> [ACTIONS DEMANDÉES]
A – Reproduisez à l'identique un passage de l'entretien sur la sécurité : commencez aux mots "Votre dernier ouvrage, qui" et arrêtez-vous après "la sécurité ?".
B – Transcrivez à l'identique les lignes des enregistrements, en partant du début des enregistrements et en vous arrêtant après la ligne qui contient "448, 121, 461]", celle-ci comprise.

Le souci de la sécurité publique amène les citoyens à se prononcer sur le maintien de l'ordre et parfois à y participer. Cette participation a pris des formes différentes au fil de l'histoire.

L’obsession sécuritaire de certains médias et partis politiques au XXIe siècle interroge, à juste titre, les chercheurs en sciences humaines. L’historien Arnaud-Dominique Houte propose une histoire sur le temps long, depuis la Révolution française jusqu’aux années 2020, de la volonté de certains citoyens de participer à la sécurité aux côtés des forces de l’ordre. Il en ressort une multitude de profils, avec des objectifs qui varient au fil du temps. Au-delà du sujet, c’est aussi un rapport charnel aux sources qui ressort de ce travail puisqu’au fond la relation entre les citoyens et leur sécurité transparaît dans les journaux, les œuvres picturales et littéraires.

Nonfiction.fr : Vous ouvrez votre ouvrage sur la citation, souvent galvaudée, de Max Weber selon lequel l’État « revendique avec succès pour son propre compte le monopole de la violence physique légitime »   . Pourquoi cette phrase est-elle citée à contresens, pour reprendre vos termes ?

Arnaud-Dominique Houte : Récemment, certains responsables politiques ont employé cette citation comme s’il s’agissait d’un principe constitutionnel ou d’une règle de droit… mais Max Weber était un sociologue qui ne cherchait pas à dire ce qu’il fallait faire ; il voulait seulement décrire et comprendre les transformations de l’État moderne. Ce qu’il observe, à cet égard, c’est la réduction des usages privés de la violence : au XIXe siècle (et déjà avant), on n’a plus le droit de faire des guerres pour son compte, de se battre en duel, etc. C’est l’État qui tend à monopoliser la violence. Et même s’il n’y arrive pas complètement, il définit ce qui est légal et ce qui ne l’est pas. On peut parler d’un monopole d’accréditation : l’État dit qui a le droit d’utiliser la force.

Votre dernier ouvrage, qui paraît aux éditions La Découverte, revient justement sur les amateurs et citoyens qui entendent participer à la sécurité. Toutefois, en France, contrairement à l’Allemagne ou au Royaume-Uni, l’ordre public est partagé entre la gendarmerie et la police. Quelle place peuvent donc occuper ces citoyens volontaires pour participer à la sécurité ?

> [ENREGISTREMENTS DE DONNÉES]
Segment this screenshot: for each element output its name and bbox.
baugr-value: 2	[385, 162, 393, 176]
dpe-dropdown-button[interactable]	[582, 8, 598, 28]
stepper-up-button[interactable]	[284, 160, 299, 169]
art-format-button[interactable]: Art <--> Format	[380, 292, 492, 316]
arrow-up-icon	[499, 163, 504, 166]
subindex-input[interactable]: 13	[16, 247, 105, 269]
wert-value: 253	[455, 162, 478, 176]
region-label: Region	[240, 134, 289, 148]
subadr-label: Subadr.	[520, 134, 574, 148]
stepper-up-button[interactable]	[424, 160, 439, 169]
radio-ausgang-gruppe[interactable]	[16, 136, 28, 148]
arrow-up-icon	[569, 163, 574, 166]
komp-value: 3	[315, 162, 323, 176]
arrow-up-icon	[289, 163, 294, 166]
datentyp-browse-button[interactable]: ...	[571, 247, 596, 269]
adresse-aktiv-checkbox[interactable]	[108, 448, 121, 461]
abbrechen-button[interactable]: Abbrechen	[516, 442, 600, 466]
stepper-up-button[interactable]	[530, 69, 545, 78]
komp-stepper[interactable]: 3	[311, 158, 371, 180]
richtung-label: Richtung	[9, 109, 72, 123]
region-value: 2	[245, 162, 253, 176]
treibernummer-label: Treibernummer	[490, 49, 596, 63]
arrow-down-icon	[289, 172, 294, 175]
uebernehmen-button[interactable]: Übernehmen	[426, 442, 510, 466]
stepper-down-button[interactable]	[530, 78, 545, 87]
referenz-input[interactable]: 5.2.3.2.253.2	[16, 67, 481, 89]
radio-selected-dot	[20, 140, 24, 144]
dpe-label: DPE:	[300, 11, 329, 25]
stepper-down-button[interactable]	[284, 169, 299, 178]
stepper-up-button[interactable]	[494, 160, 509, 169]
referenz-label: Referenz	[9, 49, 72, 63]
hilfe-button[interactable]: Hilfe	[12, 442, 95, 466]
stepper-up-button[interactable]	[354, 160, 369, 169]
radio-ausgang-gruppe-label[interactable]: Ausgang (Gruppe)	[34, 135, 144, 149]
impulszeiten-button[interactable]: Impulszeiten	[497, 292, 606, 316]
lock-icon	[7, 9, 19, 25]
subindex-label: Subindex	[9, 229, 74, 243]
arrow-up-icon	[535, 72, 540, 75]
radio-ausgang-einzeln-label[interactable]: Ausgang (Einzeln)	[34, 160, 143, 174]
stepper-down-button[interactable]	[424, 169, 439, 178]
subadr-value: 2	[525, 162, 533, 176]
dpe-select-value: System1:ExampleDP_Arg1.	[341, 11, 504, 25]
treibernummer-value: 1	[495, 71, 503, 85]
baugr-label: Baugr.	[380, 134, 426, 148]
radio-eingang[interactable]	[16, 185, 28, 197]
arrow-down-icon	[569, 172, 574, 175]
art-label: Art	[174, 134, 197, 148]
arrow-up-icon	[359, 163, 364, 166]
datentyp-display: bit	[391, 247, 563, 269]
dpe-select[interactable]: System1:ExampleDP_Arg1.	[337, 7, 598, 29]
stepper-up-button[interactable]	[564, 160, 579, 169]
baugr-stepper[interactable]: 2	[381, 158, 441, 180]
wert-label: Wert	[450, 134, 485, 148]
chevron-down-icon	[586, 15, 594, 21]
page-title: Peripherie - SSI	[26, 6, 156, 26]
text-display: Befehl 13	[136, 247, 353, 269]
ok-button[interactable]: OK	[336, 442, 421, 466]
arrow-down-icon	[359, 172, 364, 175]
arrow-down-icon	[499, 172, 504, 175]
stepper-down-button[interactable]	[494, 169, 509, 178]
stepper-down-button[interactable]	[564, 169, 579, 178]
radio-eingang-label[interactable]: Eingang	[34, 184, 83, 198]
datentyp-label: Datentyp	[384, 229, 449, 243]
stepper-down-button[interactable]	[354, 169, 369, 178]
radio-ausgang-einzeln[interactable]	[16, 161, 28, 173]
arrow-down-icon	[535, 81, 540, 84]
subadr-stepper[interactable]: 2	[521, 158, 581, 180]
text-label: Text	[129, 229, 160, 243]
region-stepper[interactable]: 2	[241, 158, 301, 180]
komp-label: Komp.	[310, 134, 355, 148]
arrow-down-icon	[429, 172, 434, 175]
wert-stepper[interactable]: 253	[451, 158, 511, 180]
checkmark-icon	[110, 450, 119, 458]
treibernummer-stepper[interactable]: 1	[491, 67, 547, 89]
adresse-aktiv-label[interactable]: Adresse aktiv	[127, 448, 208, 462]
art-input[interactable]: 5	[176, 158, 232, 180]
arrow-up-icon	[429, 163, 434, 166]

> [RÉSULTATS PAR TÂCHE]
A –
Votre dernier ouvrage, qui paraît aux éditions La Découverte, revient justement sur les amateurs et citoyens qui entendent participer à la sécurité. Toutefois, en France, contrairement à l’Allemagne ou au Royaume-Uni, l’ordre public est partagé entre la gendarmerie et la police. Quelle place peuvent donc occuper ces citoyens volontaires pour participer à la sécurité ?

B –
Segment this screenshot: for each element output its name and bbox.
baugr-value: 2	[385, 162, 393, 176]
dpe-dropdown-button[interactable]	[582, 8, 598, 28]
stepper-up-button[interactable]	[284, 160, 299, 169]
art-format-button[interactable]: Art <--> Format	[380, 292, 492, 316]
arrow-up-icon	[499, 163, 504, 166]
subindex-input[interactable]: 13	[16, 247, 105, 269]
wert-value: 253	[455, 162, 478, 176]
region-label: Region	[240, 134, 289, 148]
subadr-label: Subadr.	[520, 134, 574, 148]
stepper-up-button[interactable]	[424, 160, 439, 169]
radio-ausgang-gruppe[interactable]	[16, 136, 28, 148]
arrow-up-icon	[569, 163, 574, 166]
komp-value: 3	[315, 162, 323, 176]
arrow-up-icon	[289, 163, 294, 166]
datentyp-browse-button[interactable]: ...	[571, 247, 596, 269]
adresse-aktiv-checkbox[interactable]	[108, 448, 121, 461]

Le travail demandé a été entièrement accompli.